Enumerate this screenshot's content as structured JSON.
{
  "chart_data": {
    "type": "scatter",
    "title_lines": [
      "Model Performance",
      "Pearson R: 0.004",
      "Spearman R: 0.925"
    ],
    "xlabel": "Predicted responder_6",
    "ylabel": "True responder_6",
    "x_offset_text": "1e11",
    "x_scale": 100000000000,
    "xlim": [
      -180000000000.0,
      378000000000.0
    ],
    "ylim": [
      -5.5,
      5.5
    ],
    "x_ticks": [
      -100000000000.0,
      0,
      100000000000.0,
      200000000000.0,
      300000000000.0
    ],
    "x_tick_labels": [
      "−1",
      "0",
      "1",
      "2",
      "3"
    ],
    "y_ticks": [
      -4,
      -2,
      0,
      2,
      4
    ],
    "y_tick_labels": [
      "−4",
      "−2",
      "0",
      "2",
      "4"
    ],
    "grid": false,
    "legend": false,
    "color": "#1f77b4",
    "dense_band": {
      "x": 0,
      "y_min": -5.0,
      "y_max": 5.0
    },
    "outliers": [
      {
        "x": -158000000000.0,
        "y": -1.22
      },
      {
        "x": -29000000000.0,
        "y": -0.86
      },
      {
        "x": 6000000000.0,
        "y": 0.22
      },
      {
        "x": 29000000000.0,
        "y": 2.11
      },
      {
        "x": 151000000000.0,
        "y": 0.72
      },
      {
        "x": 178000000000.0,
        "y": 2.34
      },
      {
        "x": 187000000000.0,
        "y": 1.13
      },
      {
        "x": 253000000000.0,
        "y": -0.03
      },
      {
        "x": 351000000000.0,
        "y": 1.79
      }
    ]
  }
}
####################
# [WHAT YOU SHOULD DO]
Go through the listing above and restate it word for word.

# [REPLY]
Enumerate this screenshot's content as structured JSON.
{
  "chart_data": {
    "type": "scatter",
    "title_lines": [
      "Model Performance",
      "Pearson R: 0.004",
      "Spearman R: 0.925"
    ],
    "xlabel": "Predicted responder_6",
    "ylabel": "True responder_6",
    "x_offset_text": "1e11",
    "x_scale": 100000000000,
    "xlim": [
      -180000000000.0,
      378000000000.0
    ],
    "ylim": [
      -5.5,
      5.5
    ],
    "x_ticks": [
      -100000000000.0,
      0,
      100000000000.0,
      200000000000.0,
      300000000000.0
    ],
    "x_tick_labels": [
      "−1",
      "0",
      "1",
      "2",
      "3"
    ],
    "y_ticks": [
      -4,
      -2,
      0,
      2,
      4
    ],
    "y_tick_labels": [
      "−4",
      "−2",
      "0",
      "2",
      "4"
    ],
    "grid": false,
    "legend": false,
    "color": "#1f77b4",
    "dense_band": {
      "x": 0,
      "y_min": -5.0,
      "y_max": 5.0
    },
    "outliers": [
      {
        "x": -158000000000.0,
        "y": -1.22
      },
      {
        "x": -29000000000.0,
        "y": -0.86
      },
      {
        "x": 6000000000.0,
        "y": 0.22
      },
      {
        "x": 29000000000.0,
        "y": 2.11
      },
      {
        "x": 151000000000.0,
        "y": 0.72
      },
      {
        "x": 178000000000.0,
        "y": 2.34
      },
      {
        "x": 187000000000.0,
        "y": 1.13
      },
      {
        "x": 253000000000.0,
        "y": -0.03
      },
      {
        "x": 351000000000.0,
        "y": 1.79
      }
    ]
  }
}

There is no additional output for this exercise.